• [What is required]
Reproduce every entry exactly, without alteration.

• [Data for the task]

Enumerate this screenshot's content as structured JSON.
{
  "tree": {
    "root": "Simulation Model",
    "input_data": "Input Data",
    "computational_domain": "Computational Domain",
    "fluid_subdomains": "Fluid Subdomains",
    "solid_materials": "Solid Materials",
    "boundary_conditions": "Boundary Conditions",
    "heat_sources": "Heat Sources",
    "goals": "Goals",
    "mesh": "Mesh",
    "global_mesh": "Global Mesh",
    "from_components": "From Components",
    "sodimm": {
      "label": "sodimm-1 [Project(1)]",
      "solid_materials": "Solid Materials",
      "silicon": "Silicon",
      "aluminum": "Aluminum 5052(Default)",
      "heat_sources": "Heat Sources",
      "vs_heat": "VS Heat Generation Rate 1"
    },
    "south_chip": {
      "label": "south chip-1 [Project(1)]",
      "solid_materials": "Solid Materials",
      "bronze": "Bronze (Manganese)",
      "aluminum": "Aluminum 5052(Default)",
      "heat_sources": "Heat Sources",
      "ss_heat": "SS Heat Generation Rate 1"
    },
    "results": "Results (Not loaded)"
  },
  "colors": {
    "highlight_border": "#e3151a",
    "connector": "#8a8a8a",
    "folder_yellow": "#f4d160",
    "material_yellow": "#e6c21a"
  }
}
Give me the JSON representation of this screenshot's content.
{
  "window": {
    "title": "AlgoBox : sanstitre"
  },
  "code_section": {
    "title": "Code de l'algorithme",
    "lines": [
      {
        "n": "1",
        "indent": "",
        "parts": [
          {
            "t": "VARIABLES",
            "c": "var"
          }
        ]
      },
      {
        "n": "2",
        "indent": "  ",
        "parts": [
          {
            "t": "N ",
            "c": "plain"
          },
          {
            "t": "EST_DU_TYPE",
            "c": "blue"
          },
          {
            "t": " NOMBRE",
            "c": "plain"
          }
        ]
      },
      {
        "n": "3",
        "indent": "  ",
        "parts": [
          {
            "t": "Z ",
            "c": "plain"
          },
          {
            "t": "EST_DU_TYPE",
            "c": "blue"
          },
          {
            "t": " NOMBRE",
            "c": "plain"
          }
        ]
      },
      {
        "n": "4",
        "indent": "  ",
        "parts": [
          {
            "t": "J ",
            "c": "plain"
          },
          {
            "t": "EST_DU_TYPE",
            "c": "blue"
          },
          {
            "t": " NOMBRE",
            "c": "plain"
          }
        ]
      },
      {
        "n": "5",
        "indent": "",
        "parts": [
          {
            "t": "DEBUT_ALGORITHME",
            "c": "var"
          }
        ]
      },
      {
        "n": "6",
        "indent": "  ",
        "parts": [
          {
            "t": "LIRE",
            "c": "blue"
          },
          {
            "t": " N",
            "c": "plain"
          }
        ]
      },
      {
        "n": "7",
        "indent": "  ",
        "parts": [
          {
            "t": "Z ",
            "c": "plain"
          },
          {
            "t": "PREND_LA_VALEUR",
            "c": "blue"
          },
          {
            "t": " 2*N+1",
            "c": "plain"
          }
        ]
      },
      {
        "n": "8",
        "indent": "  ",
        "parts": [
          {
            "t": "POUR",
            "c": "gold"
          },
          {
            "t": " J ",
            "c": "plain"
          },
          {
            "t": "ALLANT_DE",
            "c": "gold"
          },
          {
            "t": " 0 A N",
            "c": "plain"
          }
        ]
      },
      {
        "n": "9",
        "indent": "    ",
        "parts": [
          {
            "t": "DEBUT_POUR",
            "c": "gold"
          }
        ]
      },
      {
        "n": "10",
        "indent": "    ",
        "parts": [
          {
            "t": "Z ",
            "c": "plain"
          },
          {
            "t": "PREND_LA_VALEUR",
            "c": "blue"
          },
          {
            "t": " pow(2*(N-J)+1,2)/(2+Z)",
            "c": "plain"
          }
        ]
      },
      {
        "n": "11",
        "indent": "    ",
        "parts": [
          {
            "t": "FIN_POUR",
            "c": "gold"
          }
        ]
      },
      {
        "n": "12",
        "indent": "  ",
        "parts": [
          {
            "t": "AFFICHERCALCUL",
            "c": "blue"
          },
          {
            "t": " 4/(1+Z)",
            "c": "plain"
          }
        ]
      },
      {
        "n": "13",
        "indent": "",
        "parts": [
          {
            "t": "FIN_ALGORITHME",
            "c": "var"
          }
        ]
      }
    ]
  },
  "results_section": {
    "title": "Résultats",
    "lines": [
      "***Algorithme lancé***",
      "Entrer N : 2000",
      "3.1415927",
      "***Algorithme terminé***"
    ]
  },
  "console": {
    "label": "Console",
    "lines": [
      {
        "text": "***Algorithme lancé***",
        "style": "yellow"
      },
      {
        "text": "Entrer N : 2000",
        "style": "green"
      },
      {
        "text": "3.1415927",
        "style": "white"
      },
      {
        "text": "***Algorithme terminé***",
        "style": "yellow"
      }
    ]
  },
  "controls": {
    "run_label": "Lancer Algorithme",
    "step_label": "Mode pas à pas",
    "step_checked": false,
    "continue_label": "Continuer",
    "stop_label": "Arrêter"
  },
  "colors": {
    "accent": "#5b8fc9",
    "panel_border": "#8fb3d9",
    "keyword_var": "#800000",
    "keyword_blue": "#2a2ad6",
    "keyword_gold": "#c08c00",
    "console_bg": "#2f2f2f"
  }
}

• [Worked answer]
Enumerate this screenshot's content as structured JSON.
{
  "tree": {
    "root": "Simulation Model",
    "input_data": "Input Data",
    "computational_domain": "Computational Domain",
    "fluid_subdomains": "Fluid Subdomains",
    "solid_materials": "Solid Materials",
    "boundary_conditions": "Boundary Conditions",
    "heat_sources": "Heat Sources",
    "goals": "Goals",
    "mesh": "Mesh",
    "global_mesh": "Global Mesh",
    "from_components": "From Components",
    "sodimm": {
      "label": "sodimm-1 [Project(1)]",
      "solid_materials": "Solid Materials",
      "silicon": "Silicon",
      "aluminum": "Aluminum 5052(Default)",
      "heat_sources": "Heat Sources",
      "vs_heat": "VS Heat Generation Rate 1"
    },
    "south_chip": {
      "label": "south chip-1 [Project(1)]",
      "solid_materials": "Solid Materials",
      "bronze": "Bronze (Manganese)",
      "aluminum": "Aluminum 5052(Default)",
      "heat_sources": "Heat Sources",
      "ss_heat": "SS Heat Generation Rate 1"
    },
    "results": "Results (Not loaded)"
  },
  "colors": {
    "highlight_border": "#e3151a",
    "connector": "#8a8a8a",
    "folder_yellow": "#f4d160",
    "material_yellow": "#e6c21a"
  }
}
Give me the JSON representation of this screenshot's content.
{
  "window": {
    "title": "AlgoBox : sanstitre"
  },
  "code_section": {
    "title": "Code de l'algorithme",
    "lines": [
      {
        "n": "1",
        "indent": "",
        "parts": [
          {
            "t": "VARIABLES",
            "c": "var"
          }
        ]
      },
      {
        "n": "2",
        "indent": "  ",
        "parts": [
          {
            "t": "N ",
            "c": "plain"
          },
          {
            "t": "EST_DU_TYPE",
            "c": "blue"
          },
          {
            "t": " NOMBRE",
            "c": "plain"
          }
        ]
      },
      {
        "n": "3",
        "indent": "  ",
        "parts": [
          {
            "t": "Z ",
            "c": "plain"
          },
          {
            "t": "EST_DU_TYPE",
            "c": "blue"
          },
          {
            "t": " NOMBRE",
            "c": "plain"
          }
        ]
      },
      {
        "n": "4",
        "indent": "  ",
        "parts": [
          {
            "t": "J ",
            "c": "plain"
          },
          {
            "t": "EST_DU_TYPE",
            "c": "blue"
          },
          {
            "t": " NOMBRE",
            "c": "plain"
          }
        ]
      },
      {
        "n": "5",
        "indent": "",
        "parts": [
          {
            "t": "DEBUT_ALGORITHME",
            "c": "var"
          }
        ]
      },
      {
        "n": "6",
        "indent": "  ",
        "parts": [
          {
            "t": "LIRE",
            "c": "blue"
          },
          {
            "t": " N",
            "c": "plain"
          }
        ]
      },
      {
        "n": "7",
        "indent": "  ",
        "parts": [
          {
            "t": "Z ",
            "c": "plain"
          },
          {
            "t": "PREND_LA_VALEUR",
            "c": "blue"
          },
          {
            "t": " 2*N+1",
            "c": "plain"
          }
        ]
      },
      {
        "n": "8",
        "indent": "  ",
        "parts": [
          {
            "t": "POUR",
            "c": "gold"
          },
          {
            "t": " J ",
            "c": "plain"
          },
          {
            "t": "ALLANT_DE",
            "c": "gold"
          },
          {
            "t": " 0 A N",
            "c": "plain"
          }
        ]
      },
      {
        "n": "9",
        "indent": "    ",
        "parts": [
          {
            "t": "DEBUT_POUR",
            "c": "gold"
          }
        ]
      },
      {
        "n": "10",
        "indent": "    ",
        "parts": [
          {
            "t": "Z ",
            "c": "plain"
          },
          {
            "t": "PREND_LA_VALEUR",
            "c": "blue"
          },
          {
            "t": " pow(2*(N-J)+1,2)/(2+Z)",
            "c": "plain"
          }
        ]
      },
      {
        "n": "11",
        "indent": "    ",
        "parts": [
          {
            "t": "FIN_POUR",
            "c": "gold"
          }
        ]
      },
      {
        "n": "12",
        "indent": "  ",
        "parts": [
          {
            "t": "AFFICHERCALCUL",
            "c": "blue"
          },
          {
            "t": " 4/(1+Z)",
            "c": "plain"
          }
        ]
      },
      {
        "n": "13",
        "indent": "",
        "parts": [
          {
            "t": "FIN_ALGORITHME",
            "c": "var"
          }
        ]
      }
    ]
  },
  "results_section": {
    "title": "Résultats",
    "lines": [
      "***Algorithme lancé***",
      "Entrer N : 2000",
      "3.1415927",
      "***Algorithme terminé***"
    ]
  },
  "console": {
    "label": "Console",
    "lines": [
      {
        "text": "***Algorithme lancé***",
        "style": "yellow"
      },
      {
        "text": "Entrer N : 2000",
        "style": "green"
      },
      {
        "text": "3.1415927",
        "style": "white"
      },
      {
        "text": "***Algorithme terminé***",
        "style": "yellow"
      }
    ]
  },
  "controls": {
    "run_label": "Lancer Algorithme",
    "step_label": "Mode pas à pas",
    "step_checked": false,
    "continue_label": "Continuer",
    "stop_label": "Arrêter"
  },
  "colors": {
    "accent": "#5b8fc9",
    "panel_border": "#8fb3d9",
    "keyword_var": "#800000",
    "keyword_blue": "#2a2ad6",
    "keyword_gold": "#c08c00",
    "console_bg": "#2f2f2f"
  }
}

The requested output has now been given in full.